## Begin SOURCE RECORDS

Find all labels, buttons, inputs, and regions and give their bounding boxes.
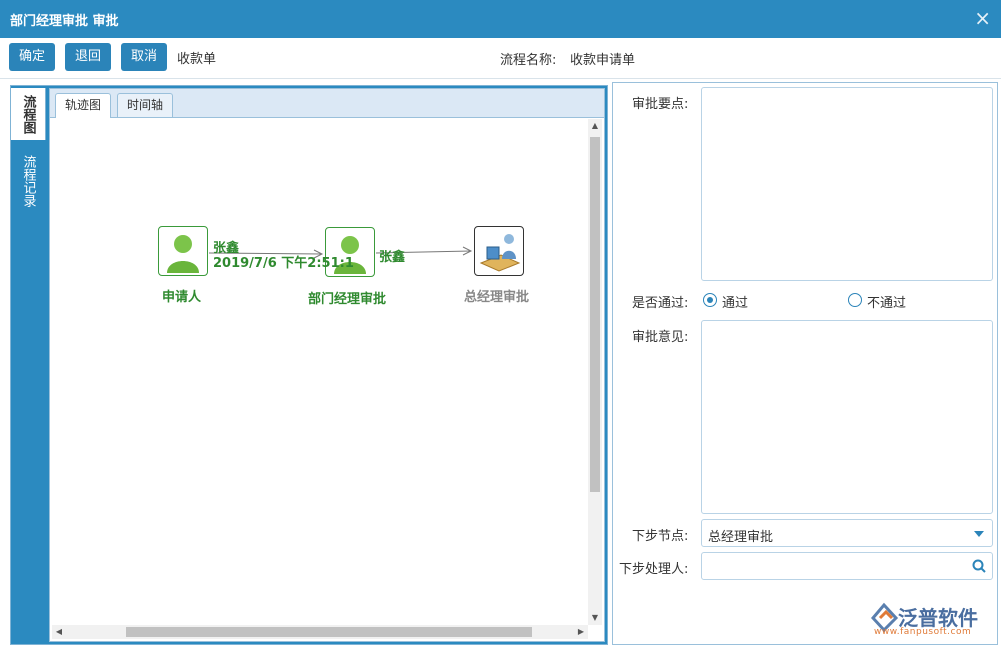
window-title: 部门经理审批 审批 xyxy=(10,10,119,29)
flow-panel: 流程图 流程记录 轨迹图 时间轴 申请人 xyxy=(10,85,608,645)
tab-timeline[interactable]: 时间轴 xyxy=(117,93,173,117)
pass-radio-no[interactable] xyxy=(848,293,862,307)
flow-node-label: 部门经理审批 xyxy=(308,288,386,307)
window-titlebar: 部门经理审批 审批 × xyxy=(0,0,1001,38)
pass-radio-yes[interactable] xyxy=(703,293,717,307)
computer-user-icon xyxy=(475,227,523,275)
pass-option-no-label[interactable]: 不通过 xyxy=(867,292,906,311)
flow-name-label: 流程名称: xyxy=(500,49,556,68)
tab-track-diagram[interactable]: 轨迹图 xyxy=(55,93,111,118)
search-icon[interactable] xyxy=(972,559,986,573)
opinion-textarea[interactable] xyxy=(701,320,993,514)
chevron-down-icon[interactable] xyxy=(974,531,984,537)
diagram-container: 轨迹图 时间轴 申请人 xyxy=(49,88,605,642)
vertical-scroll-thumb[interactable] xyxy=(590,137,600,492)
side-tab-flowchart[interactable]: 流程图 xyxy=(11,88,46,140)
edge-time-label: 2019/7/6 下午2:51:1 xyxy=(213,252,354,271)
confirm-button[interactable]: 确定 xyxy=(9,43,55,71)
flow-edges xyxy=(52,119,588,625)
next-node-select[interactable]: 总经理审批 xyxy=(701,519,993,547)
flow-node-applicant[interactable] xyxy=(158,226,208,276)
brand-url: www.fanpusoft.com xyxy=(874,627,971,637)
brand-logo: 泛普软件 www.fanpusoft.com xyxy=(870,602,994,640)
opinion-label: 审批意见: xyxy=(632,326,688,345)
toolbar: 确定 退回 取消 收款单 流程名称: 收款申请单 xyxy=(0,38,1001,79)
key-points-label: 审批要点: xyxy=(632,93,688,112)
next-node-value: 总经理审批 xyxy=(708,526,773,545)
diagram-tabstrip: 轨迹图 时间轴 xyxy=(50,89,604,118)
pass-label: 是否通过: xyxy=(632,292,688,311)
document-type: 收款单 xyxy=(177,48,216,67)
user-icon xyxy=(159,227,207,275)
edge-user-label: 张鑫 xyxy=(379,246,405,265)
flow-node-label: 申请人 xyxy=(162,286,201,305)
return-button[interactable]: 退回 xyxy=(65,43,111,71)
horizontal-scroll-thumb[interactable] xyxy=(126,627,532,637)
vertical-scrollbar[interactable]: ▲ ▼ xyxy=(588,119,602,625)
scroll-down-icon[interactable]: ▼ xyxy=(588,611,602,625)
scroll-up-icon[interactable]: ▲ xyxy=(588,119,602,133)
flow-name-value: 收款申请单 xyxy=(570,49,635,68)
cancel-button[interactable]: 取消 xyxy=(121,43,167,71)
flow-node-label: 总经理审批 xyxy=(464,286,529,305)
next-node-label: 下步节点: xyxy=(632,525,688,544)
key-points-textarea[interactable] xyxy=(701,87,993,281)
scroll-left-icon[interactable]: ◀ xyxy=(52,625,66,639)
flow-diagram-canvas: 申请人 部门经理审批 总经理审批 张鑫 20 xyxy=(52,119,588,625)
flow-node-general-manager[interactable] xyxy=(474,226,524,276)
horizontal-scrollbar[interactable]: ◀ ▶ xyxy=(52,625,588,639)
pass-option-yes-label[interactable]: 通过 xyxy=(722,292,748,311)
next-handler-label: 下步处理人: xyxy=(619,558,688,577)
approval-form: 审批要点: 是否通过: 通过 不通过 审批意见: 下步节点: 总经理审批 下步处… xyxy=(612,82,998,645)
scroll-right-icon[interactable]: ▶ xyxy=(574,625,588,639)
close-icon[interactable]: × xyxy=(974,7,991,29)
side-tab-flow-records[interactable]: 流程记录 xyxy=(11,146,45,216)
next-handler-field[interactable] xyxy=(701,552,993,580)
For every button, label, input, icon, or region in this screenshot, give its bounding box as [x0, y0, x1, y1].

## End SOURCE RECORDS

■ PROBLEM STATEMENT:
Rewrite the lines from the one containing "window-title: 部门经理审批 审批 xyxy=(10,10,119,29)" up to and including the one containing "computer-user-icon xyxy=(475,227,523,275)" as a Markdown table with the columns Number and Entry. Skip any blank lines.

■ TASK RESPONSE:
| Number | Entry |
|---|---|
| 1 | window-title: 部门经理审批 审批 xyxy=(10,10,119,29) |
| 2 | flow-panel: 流程图 流程记录 轨迹图 时间轴 申请人 xyxy=(10,85,608,645) |
| 3 | tab-timeline[interactable]: 时间轴 xyxy=(117,93,173,117) |
| 4 | pass-radio-no[interactable] xyxy=(848,293,862,307) |
| 5 | flow-node-label: 部门经理审批 xyxy=(308,288,386,307) |
| 6 | window-titlebar: 部门经理审批 审批 × xyxy=(0,0,1001,38) |
| 7 | pass-radio-yes[interactable] xyxy=(703,293,717,307) |
| 8 | computer-user-icon xyxy=(475,227,523,275) |